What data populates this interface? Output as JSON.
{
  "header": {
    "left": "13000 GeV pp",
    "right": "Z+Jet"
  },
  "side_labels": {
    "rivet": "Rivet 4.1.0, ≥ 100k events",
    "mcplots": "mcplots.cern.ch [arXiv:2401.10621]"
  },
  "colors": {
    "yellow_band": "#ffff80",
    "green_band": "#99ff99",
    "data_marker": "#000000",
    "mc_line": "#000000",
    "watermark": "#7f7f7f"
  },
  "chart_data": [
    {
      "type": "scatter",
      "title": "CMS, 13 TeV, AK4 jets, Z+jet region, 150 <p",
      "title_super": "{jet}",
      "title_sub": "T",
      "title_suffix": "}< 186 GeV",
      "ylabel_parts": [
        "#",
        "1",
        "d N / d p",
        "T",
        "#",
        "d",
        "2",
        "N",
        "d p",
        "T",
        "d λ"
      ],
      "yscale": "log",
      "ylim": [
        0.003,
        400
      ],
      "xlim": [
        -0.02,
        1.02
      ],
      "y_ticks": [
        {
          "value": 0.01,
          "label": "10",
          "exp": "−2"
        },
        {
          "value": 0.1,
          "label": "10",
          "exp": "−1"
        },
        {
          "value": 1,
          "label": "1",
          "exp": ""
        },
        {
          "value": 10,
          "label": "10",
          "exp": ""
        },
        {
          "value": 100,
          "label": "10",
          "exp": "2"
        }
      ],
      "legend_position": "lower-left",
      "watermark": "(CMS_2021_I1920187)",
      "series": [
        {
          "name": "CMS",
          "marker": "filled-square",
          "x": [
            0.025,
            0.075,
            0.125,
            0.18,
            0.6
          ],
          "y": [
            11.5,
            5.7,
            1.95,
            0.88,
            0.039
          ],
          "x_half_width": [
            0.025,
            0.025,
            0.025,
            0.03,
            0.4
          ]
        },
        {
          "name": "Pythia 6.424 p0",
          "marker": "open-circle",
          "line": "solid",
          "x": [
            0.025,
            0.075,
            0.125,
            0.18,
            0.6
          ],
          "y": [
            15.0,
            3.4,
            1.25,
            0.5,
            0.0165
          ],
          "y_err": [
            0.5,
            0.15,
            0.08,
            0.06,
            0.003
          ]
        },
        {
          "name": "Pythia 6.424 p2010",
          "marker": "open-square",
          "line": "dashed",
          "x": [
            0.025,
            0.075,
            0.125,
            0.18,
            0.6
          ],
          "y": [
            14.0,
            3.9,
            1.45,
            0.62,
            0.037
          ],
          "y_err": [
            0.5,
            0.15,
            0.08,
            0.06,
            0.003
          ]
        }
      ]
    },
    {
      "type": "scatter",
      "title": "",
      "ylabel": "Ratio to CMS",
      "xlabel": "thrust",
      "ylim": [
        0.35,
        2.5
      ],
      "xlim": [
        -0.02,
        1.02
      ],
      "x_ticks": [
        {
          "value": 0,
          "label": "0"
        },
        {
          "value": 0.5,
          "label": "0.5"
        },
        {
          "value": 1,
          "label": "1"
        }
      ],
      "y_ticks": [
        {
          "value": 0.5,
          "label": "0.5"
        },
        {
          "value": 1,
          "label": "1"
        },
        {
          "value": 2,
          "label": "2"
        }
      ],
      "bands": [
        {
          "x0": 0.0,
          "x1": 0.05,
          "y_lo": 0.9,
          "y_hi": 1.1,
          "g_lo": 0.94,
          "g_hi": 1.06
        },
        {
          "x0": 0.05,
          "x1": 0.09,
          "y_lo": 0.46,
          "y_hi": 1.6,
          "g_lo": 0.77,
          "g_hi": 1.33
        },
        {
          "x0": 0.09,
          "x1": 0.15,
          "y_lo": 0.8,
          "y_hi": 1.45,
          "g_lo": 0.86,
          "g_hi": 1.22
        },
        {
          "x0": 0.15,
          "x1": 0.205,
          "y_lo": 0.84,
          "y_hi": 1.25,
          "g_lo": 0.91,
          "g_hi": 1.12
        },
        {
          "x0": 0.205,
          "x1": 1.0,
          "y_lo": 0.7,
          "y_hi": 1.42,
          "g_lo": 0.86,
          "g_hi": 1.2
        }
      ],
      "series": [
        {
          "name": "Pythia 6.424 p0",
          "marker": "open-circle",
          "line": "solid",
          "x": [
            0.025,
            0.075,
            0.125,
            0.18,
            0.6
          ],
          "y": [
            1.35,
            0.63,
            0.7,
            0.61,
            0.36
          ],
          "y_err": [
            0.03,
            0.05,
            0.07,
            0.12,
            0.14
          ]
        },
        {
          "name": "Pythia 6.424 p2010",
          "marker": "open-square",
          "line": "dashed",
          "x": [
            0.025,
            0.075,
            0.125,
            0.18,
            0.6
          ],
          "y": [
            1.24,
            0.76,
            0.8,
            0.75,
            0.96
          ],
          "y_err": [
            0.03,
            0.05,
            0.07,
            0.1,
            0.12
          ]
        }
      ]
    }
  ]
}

* **Stated goal**
Go through the data and return every record exactly.

* **Reply to the task**
What data populates this interface? Output as JSON.
{
  "header": {
    "left": "13000 GeV pp",
    "right": "Z+Jet"
  },
  "side_labels": {
    "rivet": "Rivet 4.1.0, ≥ 100k events",
    "mcplots": "mcplots.cern.ch [arXiv:2401.10621]"
  },
  "colors": {
    "yellow_band": "#ffff80",
    "green_band": "#99ff99",
    "data_marker": "#000000",
    "mc_line": "#000000",
    "watermark": "#7f7f7f"
  },
  "chart_data": [
    {
      "type": "scatter",
      "title": "CMS, 13 TeV, AK4 jets, Z+jet region, 150 <p",
      "title_super": "{jet}",
      "title_sub": "T",
      "title_suffix": "}< 186 GeV",
      "ylabel_parts": [
        "#",
        "1",
        "d N / d p",
        "T",
        "#",
        "d",
        "2",
        "N",
        "d p",
        "T",
        "d λ"
      ],
      "yscale": "log",
      "ylim": [
        0.003,
        400
      ],
      "xlim": [
        -0.02,
        1.02
      ],
      "y_ticks": [
        {
          "value": 0.01,
          "label": "10",
          "exp": "−2"
        },
        {
          "value": 0.1,
          "label": "10",
          "exp": "−1"
        },
        {
          "value": 1,
          "label": "1",
          "exp": ""
        },
        {
          "value": 10,
          "label": "10",
          "exp": ""
        },
        {
          "value": 100,
          "label": "10",
          "exp": "2"
        }
      ],
      "legend_position": "lower-left",
      "watermark": "(CMS_2021_I1920187)",
      "series": [
        {
          "name": "CMS",
          "marker": "filled-square",
          "x": [
            0.025,
            0.075,
            0.125,
            0.18,
            0.6
          ],
          "y": [
            11.5,
            5.7,
            1.95,
            0.88,
            0.039
          ],
          "x_half_width": [
            0.025,
            0.025,
            0.025,
            0.03,
            0.4
          ]
        },
        {
          "name": "Pythia 6.424 p0",
          "marker": "open-circle",
          "line": "solid",
          "x": [
            0.025,
            0.075,
            0.125,
            0.18,
            0.6
          ],
          "y": [
            15.0,
            3.4,
            1.25,
            0.5,
            0.0165
          ],
          "y_err": [
            0.5,
            0.15,
            0.08,
            0.06,
            0.003
          ]
        },
        {
          "name": "Pythia 6.424 p2010",
          "marker": "open-square",
          "line": "dashed",
          "x": [
            0.025,
            0.075,
            0.125,
            0.18,
            0.6
          ],
          "y": [
            14.0,
            3.9,
            1.45,
            0.62,
            0.037
          ],
          "y_err": [
            0.5,
            0.15,
            0.08,
            0.06,
            0.003
          ]
        }
      ]
    },
    {
      "type": "scatter",
      "title": "",
      "ylabel": "Ratio to CMS",
      "xlabel": "thrust",
      "ylim": [
        0.35,
        2.5
      ],
      "xlim": [
        -0.02,
        1.02
      ],
      "x_ticks": [
        {
          "value": 0,
          "label": "0"
        },
        {
          "value": 0.5,
          "label": "0.5"
        },
        {
          "value": 1,
          "label": "1"
        }
      ],
      "y_ticks": [
        {
          "value": 0.5,
          "label": "0.5"
        },
        {
          "value": 1,
          "label": "1"
        },
        {
          "value": 2,
          "label": "2"
        }
      ],
      "bands": [
        {
          "x0": 0.0,
          "x1": 0.05,
          "y_lo": 0.9,
          "y_hi": 1.1,
          "g_lo": 0.94,
          "g_hi": 1.06
        },
        {
          "x0": 0.05,
          "x1": 0.09,
          "y_lo": 0.46,
          "y_hi": 1.6,
          "g_lo": 0.77,
          "g_hi": 1.33
        },
        {
          "x0": 0.09,
          "x1": 0.15,
          "y_lo": 0.8,
          "y_hi": 1.45,
          "g_lo": 0.86,
          "g_hi": 1.22
        },
        {
          "x0": 0.15,
          "x1": 0.205,
          "y_lo": 0.84,
          "y_hi": 1.25,
          "g_lo": 0.91,
          "g_hi": 1.12
        },
        {
          "x0": 0.205,
          "x1": 1.0,
          "y_lo": 0.7,
          "y_hi": 1.42,
          "g_lo": 0.86,
          "g_hi": 1.2
        }
      ],
      "series": [
        {
          "name": "Pythia 6.424 p0",
          "marker": "open-circle",
          "line": "solid",
          "x": [
            0.025,
            0.075,
            0.125,
            0.18,
            0.6
          ],
          "y": [
            1.35,
            0.63,
            0.7,
            0.61,
            0.36
          ],
          "y_err": [
            0.03,
            0.05,
            0.07,
            0.12,
            0.14
          ]
        },
        {
          "name": "Pythia 6.424 p2010",
          "marker": "open-square",
          "line": "dashed",
          "x": [
            0.025,
            0.075,
            0.125,
            0.18,
            0.6
          ],
          "y": [
            1.24,
            0.76,
            0.8,
            0.75,
            0.96
          ],
          "y_err": [
            0.03,
            0.05,
            0.07,
            0.1,
            0.12
          ]
        }
      ]
    }
  ]
}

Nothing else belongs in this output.